(Saved entries)
================================
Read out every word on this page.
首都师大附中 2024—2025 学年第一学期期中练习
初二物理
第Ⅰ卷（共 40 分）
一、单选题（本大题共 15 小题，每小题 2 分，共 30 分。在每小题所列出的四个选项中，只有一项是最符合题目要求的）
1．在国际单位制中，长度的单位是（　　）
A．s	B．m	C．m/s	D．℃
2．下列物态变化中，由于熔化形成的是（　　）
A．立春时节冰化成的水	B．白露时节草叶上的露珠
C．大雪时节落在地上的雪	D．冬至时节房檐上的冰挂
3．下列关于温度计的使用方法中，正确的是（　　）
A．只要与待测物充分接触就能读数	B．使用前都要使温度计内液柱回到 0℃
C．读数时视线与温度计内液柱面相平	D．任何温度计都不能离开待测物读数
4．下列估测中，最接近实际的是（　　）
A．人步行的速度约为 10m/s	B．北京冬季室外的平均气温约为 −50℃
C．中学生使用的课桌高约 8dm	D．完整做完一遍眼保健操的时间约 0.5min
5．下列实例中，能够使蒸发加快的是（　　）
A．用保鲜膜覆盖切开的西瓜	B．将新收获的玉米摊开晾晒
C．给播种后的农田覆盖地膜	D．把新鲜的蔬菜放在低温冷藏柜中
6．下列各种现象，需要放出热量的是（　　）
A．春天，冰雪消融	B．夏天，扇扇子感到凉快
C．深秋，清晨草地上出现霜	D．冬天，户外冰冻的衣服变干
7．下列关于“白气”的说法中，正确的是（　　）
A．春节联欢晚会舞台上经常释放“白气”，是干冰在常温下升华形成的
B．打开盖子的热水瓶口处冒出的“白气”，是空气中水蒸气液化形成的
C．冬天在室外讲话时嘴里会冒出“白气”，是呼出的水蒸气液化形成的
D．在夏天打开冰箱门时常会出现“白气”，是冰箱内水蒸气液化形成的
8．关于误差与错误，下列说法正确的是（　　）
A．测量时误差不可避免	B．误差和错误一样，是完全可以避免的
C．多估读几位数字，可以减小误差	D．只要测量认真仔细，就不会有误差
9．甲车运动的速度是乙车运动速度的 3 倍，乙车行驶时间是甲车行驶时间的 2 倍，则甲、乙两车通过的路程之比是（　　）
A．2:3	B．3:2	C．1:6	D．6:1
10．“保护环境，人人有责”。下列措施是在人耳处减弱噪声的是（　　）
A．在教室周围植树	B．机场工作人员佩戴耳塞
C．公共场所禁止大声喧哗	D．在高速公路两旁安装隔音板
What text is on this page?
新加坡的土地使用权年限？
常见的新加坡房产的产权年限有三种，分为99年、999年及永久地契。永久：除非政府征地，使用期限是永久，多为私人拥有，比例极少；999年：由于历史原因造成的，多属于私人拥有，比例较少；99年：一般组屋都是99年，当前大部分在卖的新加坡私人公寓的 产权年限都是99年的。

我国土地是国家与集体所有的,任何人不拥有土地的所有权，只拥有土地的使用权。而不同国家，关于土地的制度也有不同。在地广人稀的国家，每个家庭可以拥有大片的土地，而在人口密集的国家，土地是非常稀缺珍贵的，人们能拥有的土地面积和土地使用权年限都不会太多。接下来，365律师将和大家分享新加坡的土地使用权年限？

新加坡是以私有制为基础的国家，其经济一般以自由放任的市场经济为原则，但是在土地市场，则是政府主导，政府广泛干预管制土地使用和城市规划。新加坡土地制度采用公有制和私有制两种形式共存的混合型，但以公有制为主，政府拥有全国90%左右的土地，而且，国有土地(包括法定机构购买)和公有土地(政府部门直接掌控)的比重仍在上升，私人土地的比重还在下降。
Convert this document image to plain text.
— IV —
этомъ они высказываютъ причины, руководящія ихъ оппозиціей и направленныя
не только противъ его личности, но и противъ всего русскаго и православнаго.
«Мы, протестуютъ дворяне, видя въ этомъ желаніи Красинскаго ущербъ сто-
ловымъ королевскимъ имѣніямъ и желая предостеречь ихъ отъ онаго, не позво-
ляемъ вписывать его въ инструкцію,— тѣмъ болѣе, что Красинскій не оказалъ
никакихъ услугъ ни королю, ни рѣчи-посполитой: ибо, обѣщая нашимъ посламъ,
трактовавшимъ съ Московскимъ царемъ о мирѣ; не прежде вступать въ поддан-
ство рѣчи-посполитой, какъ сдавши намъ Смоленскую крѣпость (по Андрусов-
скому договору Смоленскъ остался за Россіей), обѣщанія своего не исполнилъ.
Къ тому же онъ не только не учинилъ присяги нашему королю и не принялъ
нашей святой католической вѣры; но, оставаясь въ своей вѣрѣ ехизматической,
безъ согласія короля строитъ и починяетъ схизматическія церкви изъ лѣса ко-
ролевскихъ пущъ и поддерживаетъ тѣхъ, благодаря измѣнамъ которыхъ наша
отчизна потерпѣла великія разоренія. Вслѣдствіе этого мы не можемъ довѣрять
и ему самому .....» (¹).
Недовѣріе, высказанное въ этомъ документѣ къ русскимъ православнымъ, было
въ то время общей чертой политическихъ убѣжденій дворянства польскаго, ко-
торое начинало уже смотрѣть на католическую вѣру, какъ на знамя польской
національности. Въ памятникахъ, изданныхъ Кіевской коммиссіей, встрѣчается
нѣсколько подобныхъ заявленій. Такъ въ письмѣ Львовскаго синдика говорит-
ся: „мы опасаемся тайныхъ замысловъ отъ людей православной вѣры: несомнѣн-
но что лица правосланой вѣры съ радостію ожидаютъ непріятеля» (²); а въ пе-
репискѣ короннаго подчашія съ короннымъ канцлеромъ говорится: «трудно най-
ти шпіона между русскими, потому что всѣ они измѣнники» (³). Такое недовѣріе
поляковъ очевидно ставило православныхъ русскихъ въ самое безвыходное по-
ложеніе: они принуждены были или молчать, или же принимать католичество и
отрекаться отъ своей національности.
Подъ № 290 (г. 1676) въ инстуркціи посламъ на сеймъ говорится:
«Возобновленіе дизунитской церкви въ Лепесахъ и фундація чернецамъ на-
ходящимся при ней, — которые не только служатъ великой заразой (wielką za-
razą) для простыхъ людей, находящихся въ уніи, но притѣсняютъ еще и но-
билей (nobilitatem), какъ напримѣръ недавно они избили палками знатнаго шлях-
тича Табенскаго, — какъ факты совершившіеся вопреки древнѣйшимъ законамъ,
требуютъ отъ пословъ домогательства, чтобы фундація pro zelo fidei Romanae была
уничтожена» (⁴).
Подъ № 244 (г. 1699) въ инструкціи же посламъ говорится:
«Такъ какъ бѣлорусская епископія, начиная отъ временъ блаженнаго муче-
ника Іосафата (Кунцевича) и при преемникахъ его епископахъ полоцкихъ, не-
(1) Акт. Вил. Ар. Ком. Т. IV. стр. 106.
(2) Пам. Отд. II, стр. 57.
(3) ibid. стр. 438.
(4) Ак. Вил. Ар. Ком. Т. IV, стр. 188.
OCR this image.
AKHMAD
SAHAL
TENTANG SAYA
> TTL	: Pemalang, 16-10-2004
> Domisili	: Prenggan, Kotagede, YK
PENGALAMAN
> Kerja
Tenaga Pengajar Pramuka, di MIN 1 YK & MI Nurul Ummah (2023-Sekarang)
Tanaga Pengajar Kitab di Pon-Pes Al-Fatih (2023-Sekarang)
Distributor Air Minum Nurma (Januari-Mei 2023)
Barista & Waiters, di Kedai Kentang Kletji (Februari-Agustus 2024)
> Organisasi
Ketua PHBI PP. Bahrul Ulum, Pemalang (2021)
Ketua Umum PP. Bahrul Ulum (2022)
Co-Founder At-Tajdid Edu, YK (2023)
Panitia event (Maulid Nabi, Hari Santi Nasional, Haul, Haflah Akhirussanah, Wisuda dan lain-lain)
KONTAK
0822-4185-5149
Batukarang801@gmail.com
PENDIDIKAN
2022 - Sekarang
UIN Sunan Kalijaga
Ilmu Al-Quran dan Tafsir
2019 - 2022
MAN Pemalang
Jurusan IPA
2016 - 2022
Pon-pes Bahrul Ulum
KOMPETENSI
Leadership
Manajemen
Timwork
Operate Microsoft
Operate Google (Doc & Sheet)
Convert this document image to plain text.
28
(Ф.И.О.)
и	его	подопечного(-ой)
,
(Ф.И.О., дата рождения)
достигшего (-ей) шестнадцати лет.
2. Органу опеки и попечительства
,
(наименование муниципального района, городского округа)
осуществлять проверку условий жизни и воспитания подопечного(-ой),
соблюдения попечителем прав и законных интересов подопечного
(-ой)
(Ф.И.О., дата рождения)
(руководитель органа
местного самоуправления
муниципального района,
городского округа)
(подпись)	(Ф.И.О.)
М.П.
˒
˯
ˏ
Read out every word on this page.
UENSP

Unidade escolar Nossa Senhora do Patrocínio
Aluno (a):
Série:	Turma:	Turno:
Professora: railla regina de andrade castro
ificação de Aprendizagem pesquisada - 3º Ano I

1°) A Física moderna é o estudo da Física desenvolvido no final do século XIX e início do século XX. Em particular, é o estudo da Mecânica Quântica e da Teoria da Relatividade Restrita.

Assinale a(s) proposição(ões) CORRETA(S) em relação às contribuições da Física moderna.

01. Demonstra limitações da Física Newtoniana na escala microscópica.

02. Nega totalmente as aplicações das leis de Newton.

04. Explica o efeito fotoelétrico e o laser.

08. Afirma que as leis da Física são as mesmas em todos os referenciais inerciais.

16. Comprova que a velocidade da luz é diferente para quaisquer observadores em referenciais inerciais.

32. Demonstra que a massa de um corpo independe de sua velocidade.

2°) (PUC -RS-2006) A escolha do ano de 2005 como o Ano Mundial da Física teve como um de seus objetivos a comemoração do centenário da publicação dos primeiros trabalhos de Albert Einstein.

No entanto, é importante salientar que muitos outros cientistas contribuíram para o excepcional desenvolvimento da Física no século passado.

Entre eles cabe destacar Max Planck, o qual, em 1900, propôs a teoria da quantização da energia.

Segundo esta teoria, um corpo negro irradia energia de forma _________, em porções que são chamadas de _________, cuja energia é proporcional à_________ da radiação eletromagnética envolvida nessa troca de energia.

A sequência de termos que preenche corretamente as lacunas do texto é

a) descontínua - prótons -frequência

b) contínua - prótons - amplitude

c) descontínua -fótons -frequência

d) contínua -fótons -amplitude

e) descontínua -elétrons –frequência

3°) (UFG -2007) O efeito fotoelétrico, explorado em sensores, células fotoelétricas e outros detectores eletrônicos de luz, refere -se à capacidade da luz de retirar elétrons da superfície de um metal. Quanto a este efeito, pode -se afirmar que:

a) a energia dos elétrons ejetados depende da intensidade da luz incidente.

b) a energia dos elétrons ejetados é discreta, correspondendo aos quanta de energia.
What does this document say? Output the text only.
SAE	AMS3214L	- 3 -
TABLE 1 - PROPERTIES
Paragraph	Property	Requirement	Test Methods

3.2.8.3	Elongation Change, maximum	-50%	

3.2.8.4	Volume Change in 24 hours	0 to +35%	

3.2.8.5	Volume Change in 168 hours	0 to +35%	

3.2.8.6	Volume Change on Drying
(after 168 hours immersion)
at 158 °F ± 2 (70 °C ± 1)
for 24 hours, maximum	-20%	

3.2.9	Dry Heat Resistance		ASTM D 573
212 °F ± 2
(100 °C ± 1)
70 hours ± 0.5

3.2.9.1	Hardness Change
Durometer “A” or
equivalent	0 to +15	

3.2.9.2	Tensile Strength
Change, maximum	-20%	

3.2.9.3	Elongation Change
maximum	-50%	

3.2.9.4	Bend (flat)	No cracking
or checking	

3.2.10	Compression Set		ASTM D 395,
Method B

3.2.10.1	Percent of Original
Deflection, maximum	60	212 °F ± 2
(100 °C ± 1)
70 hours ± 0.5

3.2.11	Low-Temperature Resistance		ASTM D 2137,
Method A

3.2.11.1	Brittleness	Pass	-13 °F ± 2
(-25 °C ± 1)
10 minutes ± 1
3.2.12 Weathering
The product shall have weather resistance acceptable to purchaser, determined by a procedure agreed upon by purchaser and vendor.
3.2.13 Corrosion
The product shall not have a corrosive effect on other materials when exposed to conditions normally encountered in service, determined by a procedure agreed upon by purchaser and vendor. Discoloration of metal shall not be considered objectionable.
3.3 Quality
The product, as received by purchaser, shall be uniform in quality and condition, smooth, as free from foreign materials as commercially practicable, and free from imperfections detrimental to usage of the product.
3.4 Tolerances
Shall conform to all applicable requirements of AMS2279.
================================
PROBLEM TO SOLVE >> Look through the entries and find each line that has the string "людей". Copy those lines.

EXERCISE SOLUTION >>
ся: „мы опасаемся тайныхъ замысловъ отъ людей православной вѣры: несомнѣн-
razą) для простыхъ людей, находящихся въ уніи, но притѣсняютъ еще и но-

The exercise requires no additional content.